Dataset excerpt
::::::::::

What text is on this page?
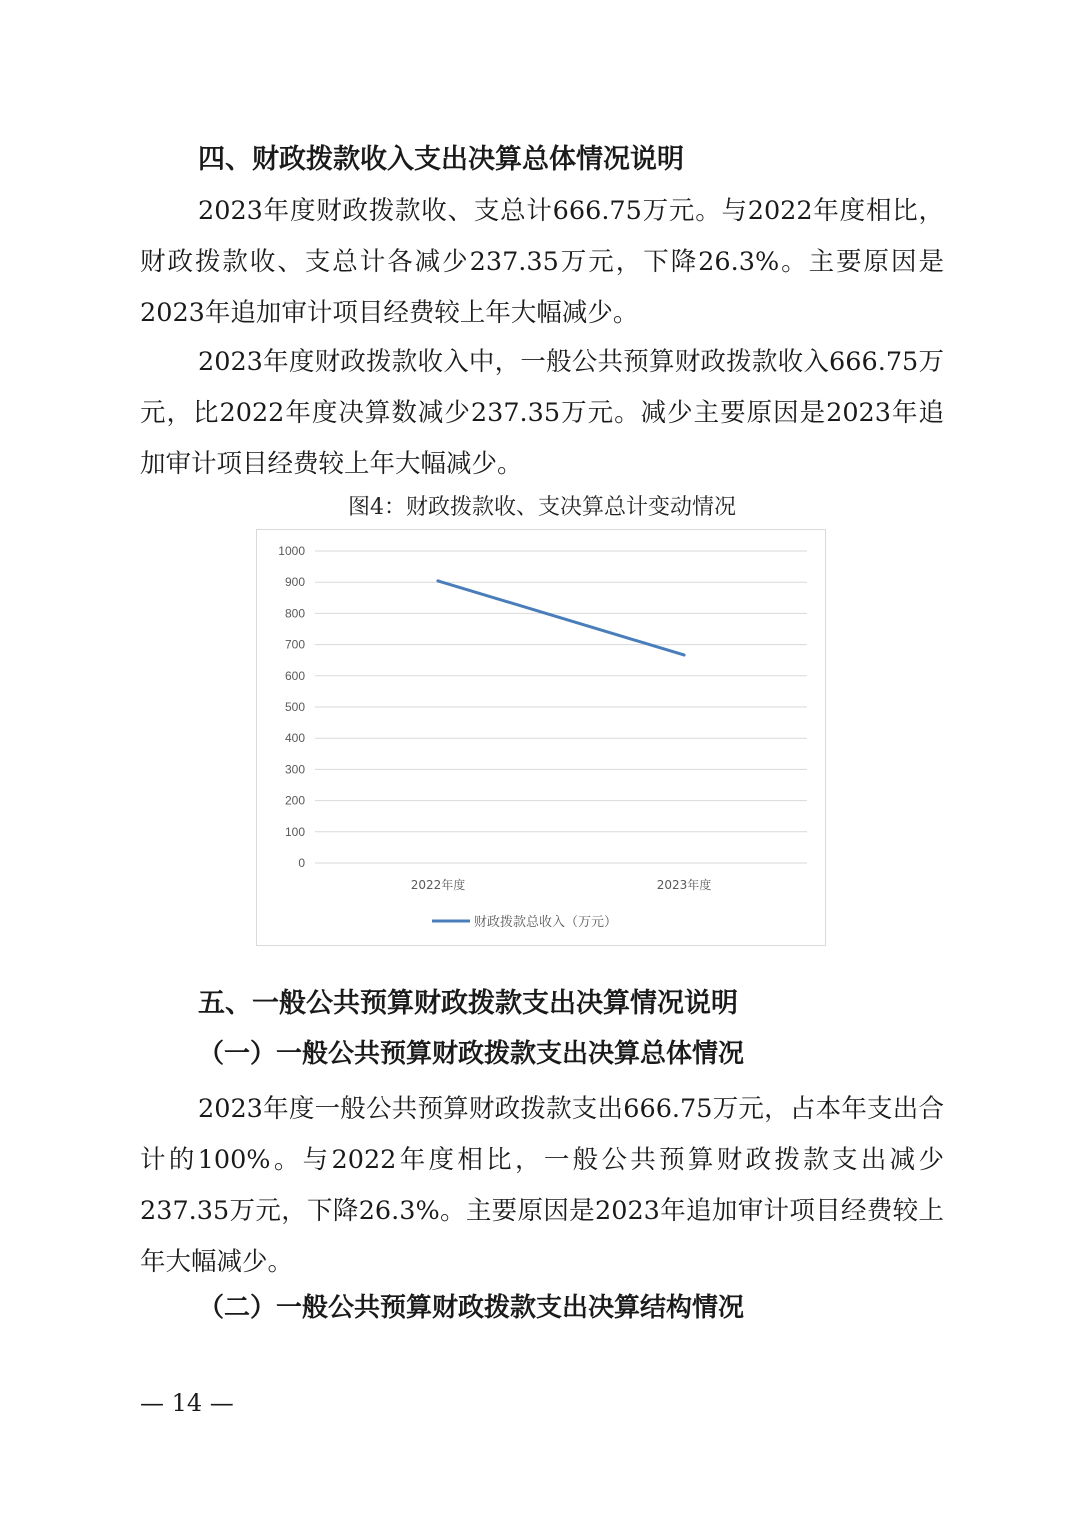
四、财政拨款收入支出决算总体情况说明

2023年度财政拨款收、支总计666.75万元。与2022年度相比，财政拨款收、支总计各减少237.35万元，下降26.3%。主要原因是2023年追加审计项目经费较上年大幅减少。

2023年度财政拨款收入中，一般公共预算财政拨款收入666.75万元，比2022年度决算数减少237.35万元。减少主要原因是2023年追加审计项目经费较上年大幅减少。

图4：财政拨款收、支决算总计变动情况
0
100
200
300
400
500
600
700
800
900
1000
2022年度	2023年度
财政拨款总收入（万元）
五、一般公共预算财政拨款支出决算情况说明
（一）一般公共预算财政拨款支出决算总体情况

2023年度一般公共预算财政拨款支出666.75万元，占本年支出合计的100%。与2022年度相比，一般公共预算财政拨款支出减少237.35万元，下降26.3%。主要原因是2023年追加审计项目经费较上年大幅减少。

（二）一般公共预算财政拨款支出决算结构情况
— 14 —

::::::::::

▶ _TASK PROMPT_
Drop the pictures and reproduce the rest of the entries above exactly.

▶ _COMPLETED EXERCISE_
What text is on this page?
四、财政拨款收入支出决算总体情况说明

2023年度财政拨款收、支总计666.75万元。与2022年度相比，财政拨款收、支总计各减少237.35万元，下降26.3%。主要原因是2023年追加审计项目经费较上年大幅减少。

2023年度财政拨款收入中，一般公共预算财政拨款收入666.75万元，比2022年度决算数减少237.35万元。减少主要原因是2023年追加审计项目经费较上年大幅减少。

图4：财政拨款收、支决算总计变动情况
0
100
200
300
400
500
600
700
800
900
1000
2022年度	2023年度
财政拨款总收入（万元）
五、一般公共预算财政拨款支出决算情况说明
（一）一般公共预算财政拨款支出决算总体情况

2023年度一般公共预算财政拨款支出666.75万元，占本年支出合计的100%。与2022年度相比，一般公共预算财政拨款支出减少237.35万元，下降26.3%。主要原因是2023年追加审计项目经费较上年大幅减少。

（二）一般公共预算财政拨款支出决算结构情况
— 14 —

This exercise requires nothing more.